• [Exercise goal]
Please pick out every line in the records below that contains the string "cellulare" and copy each of those lines.

··········

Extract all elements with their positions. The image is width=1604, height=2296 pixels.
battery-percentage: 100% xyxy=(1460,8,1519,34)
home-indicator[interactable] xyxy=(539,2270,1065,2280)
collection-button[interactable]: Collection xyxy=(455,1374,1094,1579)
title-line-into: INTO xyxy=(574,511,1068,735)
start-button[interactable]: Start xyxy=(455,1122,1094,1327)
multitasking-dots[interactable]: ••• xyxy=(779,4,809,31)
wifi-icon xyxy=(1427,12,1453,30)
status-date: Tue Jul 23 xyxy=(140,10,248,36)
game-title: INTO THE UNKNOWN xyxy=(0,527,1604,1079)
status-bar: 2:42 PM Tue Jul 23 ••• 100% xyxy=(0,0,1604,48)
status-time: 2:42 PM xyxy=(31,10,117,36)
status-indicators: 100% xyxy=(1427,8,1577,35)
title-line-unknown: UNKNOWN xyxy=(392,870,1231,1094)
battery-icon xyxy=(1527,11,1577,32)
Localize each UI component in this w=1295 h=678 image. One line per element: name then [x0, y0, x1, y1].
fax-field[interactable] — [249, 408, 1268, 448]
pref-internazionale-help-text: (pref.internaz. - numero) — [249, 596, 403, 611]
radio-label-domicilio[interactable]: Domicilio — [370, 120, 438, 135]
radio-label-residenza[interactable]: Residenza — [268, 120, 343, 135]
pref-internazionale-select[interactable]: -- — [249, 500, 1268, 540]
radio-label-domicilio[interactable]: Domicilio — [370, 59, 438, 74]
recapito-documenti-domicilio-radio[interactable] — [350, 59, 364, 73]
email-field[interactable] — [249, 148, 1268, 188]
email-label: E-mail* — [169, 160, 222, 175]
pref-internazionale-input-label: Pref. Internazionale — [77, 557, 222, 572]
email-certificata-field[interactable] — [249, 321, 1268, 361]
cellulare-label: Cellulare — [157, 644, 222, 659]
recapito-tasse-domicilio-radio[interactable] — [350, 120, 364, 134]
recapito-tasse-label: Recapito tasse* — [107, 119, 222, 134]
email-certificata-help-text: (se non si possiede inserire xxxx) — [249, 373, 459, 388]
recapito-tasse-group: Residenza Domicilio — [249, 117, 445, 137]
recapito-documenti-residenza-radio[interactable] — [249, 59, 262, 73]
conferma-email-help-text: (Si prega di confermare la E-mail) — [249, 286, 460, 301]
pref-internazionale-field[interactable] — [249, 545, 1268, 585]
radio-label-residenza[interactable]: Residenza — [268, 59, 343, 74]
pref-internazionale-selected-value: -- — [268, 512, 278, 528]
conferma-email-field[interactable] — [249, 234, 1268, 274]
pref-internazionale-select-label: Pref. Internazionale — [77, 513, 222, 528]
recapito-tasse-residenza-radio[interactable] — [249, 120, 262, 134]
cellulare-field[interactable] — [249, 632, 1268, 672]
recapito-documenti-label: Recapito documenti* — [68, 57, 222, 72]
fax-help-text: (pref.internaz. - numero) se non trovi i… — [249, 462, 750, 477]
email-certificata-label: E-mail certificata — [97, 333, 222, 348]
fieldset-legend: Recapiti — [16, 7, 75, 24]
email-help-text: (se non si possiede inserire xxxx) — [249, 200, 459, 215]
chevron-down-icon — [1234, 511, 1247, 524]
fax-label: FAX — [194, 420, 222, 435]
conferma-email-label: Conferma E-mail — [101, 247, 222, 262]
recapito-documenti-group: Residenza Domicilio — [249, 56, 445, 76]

··········

• [The reply]
cellulare-label: Cellulare — [157, 644, 222, 659]
cellulare-field[interactable] — [249, 632, 1268, 672]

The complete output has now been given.